GIVEN TASK → Word for word, restate every line of the material.

[Items from a dataset]
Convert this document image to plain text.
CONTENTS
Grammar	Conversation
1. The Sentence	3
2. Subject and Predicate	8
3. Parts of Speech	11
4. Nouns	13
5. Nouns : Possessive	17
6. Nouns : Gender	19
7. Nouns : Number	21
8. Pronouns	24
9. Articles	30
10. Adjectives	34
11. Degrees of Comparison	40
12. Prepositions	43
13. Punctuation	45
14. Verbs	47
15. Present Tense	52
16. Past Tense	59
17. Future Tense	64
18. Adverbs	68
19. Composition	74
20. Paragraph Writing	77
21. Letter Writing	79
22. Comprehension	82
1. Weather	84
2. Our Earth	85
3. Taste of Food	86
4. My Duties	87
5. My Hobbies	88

SOLUTION →
Convert this document image to plain text.
CONTENTS
Grammar	Conversation
1. The Sentence	3
2. Subject and Predicate	8
3. Parts of Speech	11
4. Nouns	13
5. Nouns : Possessive	17
6. Nouns : Gender	19
7. Nouns : Number	21
8. Pronouns	24
9. Articles	30
10. Adjectives	34
11. Degrees of Comparison	40
12. Prepositions	43
13. Punctuation	45
14. Verbs	47
15. Present Tense	52
16. Past Tense	59
17. Future Tense	64
18. Adverbs	68
19. Composition	74
20. Paragraph Writing	77
21. Letter Writing	79
22. Comprehension	82
1. Weather	84
2. Our Earth	85
3. Taste of Food	86
4. My Duties	87
5. My Hobbies	88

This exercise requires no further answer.